Work out how many lines in the entries contain the string "cell", and give nothing but that number.
-- start SUPPLIED DATA --
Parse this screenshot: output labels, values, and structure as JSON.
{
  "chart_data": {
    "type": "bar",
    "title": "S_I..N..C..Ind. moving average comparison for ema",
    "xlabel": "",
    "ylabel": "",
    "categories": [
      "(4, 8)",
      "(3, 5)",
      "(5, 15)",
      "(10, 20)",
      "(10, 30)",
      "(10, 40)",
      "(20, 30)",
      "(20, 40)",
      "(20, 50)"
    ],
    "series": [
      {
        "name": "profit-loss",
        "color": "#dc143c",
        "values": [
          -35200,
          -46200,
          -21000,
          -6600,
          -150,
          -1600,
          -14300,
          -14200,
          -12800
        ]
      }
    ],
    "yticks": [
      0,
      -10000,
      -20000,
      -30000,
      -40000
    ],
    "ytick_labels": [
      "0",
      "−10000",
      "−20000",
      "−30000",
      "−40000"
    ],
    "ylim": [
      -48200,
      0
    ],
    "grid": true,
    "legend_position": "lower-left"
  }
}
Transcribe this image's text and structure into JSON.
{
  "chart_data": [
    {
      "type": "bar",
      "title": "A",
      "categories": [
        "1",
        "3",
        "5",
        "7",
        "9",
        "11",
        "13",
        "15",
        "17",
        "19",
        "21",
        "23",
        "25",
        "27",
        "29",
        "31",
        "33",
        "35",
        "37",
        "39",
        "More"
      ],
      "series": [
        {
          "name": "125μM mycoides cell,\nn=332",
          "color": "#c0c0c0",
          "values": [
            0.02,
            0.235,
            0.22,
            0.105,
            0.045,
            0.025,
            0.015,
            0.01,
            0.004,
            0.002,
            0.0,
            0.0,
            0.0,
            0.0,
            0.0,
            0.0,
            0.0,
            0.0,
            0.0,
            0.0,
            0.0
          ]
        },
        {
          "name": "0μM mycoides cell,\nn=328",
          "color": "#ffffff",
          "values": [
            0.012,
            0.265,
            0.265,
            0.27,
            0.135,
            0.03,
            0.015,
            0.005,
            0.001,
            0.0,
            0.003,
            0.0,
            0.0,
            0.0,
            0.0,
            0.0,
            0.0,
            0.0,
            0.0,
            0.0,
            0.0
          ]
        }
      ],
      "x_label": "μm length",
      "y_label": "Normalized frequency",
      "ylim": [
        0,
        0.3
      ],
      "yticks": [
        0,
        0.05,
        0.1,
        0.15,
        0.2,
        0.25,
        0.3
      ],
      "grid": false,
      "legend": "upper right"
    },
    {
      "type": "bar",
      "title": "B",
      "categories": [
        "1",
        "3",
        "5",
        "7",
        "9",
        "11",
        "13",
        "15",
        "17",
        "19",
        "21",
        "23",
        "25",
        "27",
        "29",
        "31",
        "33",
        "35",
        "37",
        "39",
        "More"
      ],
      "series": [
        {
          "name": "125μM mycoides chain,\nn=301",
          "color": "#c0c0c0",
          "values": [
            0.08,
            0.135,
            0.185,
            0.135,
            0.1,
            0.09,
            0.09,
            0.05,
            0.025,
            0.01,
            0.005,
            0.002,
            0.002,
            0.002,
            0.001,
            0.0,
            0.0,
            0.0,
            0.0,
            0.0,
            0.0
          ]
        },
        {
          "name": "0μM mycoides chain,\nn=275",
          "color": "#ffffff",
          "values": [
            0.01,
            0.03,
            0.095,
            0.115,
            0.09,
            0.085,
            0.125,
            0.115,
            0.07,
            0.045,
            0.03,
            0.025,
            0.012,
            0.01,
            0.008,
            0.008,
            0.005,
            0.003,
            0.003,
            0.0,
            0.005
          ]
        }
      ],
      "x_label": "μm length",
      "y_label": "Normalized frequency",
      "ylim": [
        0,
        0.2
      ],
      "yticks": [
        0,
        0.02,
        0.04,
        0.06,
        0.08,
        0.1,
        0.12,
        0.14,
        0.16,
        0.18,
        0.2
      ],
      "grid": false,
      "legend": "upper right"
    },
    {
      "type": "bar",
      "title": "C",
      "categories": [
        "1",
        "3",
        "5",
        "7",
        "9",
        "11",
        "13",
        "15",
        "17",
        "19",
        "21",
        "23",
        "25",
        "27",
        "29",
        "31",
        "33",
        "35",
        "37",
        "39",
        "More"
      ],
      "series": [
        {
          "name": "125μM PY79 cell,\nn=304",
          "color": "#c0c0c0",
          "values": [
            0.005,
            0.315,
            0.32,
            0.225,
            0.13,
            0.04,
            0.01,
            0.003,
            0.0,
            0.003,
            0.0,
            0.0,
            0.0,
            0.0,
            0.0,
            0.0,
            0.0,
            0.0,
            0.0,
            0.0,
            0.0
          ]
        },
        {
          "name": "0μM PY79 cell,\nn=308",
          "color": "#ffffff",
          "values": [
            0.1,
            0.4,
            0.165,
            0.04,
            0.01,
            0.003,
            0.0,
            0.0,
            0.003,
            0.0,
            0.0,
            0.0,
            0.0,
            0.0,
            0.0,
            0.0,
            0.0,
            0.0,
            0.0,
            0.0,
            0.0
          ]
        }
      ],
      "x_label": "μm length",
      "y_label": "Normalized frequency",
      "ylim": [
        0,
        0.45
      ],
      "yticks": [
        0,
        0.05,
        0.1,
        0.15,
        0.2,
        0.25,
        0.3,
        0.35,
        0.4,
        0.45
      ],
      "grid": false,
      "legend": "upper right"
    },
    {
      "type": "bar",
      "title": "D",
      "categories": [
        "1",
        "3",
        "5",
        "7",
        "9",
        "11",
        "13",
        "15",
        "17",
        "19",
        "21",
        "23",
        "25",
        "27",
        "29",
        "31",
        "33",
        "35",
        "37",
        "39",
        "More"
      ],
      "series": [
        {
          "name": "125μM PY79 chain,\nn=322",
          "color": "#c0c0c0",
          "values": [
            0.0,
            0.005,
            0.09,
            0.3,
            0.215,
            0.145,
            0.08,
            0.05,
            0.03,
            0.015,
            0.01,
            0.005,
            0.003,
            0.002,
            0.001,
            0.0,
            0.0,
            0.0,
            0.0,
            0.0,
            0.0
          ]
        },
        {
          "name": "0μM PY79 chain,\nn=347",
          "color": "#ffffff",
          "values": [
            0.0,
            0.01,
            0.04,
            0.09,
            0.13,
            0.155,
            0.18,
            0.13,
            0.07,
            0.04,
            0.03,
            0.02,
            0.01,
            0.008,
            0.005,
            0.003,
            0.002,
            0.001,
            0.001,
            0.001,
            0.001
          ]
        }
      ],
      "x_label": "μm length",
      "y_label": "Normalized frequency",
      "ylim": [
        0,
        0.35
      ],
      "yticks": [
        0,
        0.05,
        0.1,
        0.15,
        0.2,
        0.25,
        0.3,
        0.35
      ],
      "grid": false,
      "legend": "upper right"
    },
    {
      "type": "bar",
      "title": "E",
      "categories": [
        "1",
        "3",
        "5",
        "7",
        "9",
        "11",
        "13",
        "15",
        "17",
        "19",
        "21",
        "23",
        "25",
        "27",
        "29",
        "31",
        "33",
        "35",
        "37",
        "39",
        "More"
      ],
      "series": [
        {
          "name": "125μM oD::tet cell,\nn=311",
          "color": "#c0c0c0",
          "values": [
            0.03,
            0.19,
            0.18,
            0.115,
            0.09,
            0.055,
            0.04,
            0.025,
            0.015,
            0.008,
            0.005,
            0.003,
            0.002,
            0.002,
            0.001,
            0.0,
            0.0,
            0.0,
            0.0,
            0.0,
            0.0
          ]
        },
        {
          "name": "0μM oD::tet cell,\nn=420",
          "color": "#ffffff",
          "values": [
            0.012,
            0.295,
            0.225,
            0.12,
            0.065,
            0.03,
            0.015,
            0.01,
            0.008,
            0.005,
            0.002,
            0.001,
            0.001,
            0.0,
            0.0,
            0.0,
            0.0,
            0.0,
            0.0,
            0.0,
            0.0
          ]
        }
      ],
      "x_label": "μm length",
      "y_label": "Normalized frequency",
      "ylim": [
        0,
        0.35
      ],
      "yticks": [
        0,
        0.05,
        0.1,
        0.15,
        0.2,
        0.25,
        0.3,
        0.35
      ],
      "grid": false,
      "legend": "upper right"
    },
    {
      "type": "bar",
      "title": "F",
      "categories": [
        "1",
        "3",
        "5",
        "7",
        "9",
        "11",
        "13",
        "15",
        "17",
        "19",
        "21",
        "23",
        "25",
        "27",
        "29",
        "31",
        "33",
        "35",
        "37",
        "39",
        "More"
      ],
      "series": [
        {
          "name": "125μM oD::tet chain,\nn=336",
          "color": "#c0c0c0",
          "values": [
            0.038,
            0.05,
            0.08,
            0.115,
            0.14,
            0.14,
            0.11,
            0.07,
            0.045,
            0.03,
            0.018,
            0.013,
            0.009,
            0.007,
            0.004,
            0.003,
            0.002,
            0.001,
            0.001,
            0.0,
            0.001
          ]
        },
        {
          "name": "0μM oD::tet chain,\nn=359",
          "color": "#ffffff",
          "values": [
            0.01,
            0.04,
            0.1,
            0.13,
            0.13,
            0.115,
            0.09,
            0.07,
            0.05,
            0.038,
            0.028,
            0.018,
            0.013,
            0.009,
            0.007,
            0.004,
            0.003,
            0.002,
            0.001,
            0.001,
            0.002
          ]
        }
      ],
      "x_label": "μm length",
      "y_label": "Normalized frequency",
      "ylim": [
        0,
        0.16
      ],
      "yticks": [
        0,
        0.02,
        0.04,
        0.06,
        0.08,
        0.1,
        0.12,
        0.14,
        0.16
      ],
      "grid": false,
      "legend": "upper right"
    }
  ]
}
-- end SUPPLIED DATA --
# TASK OUTPUT:
6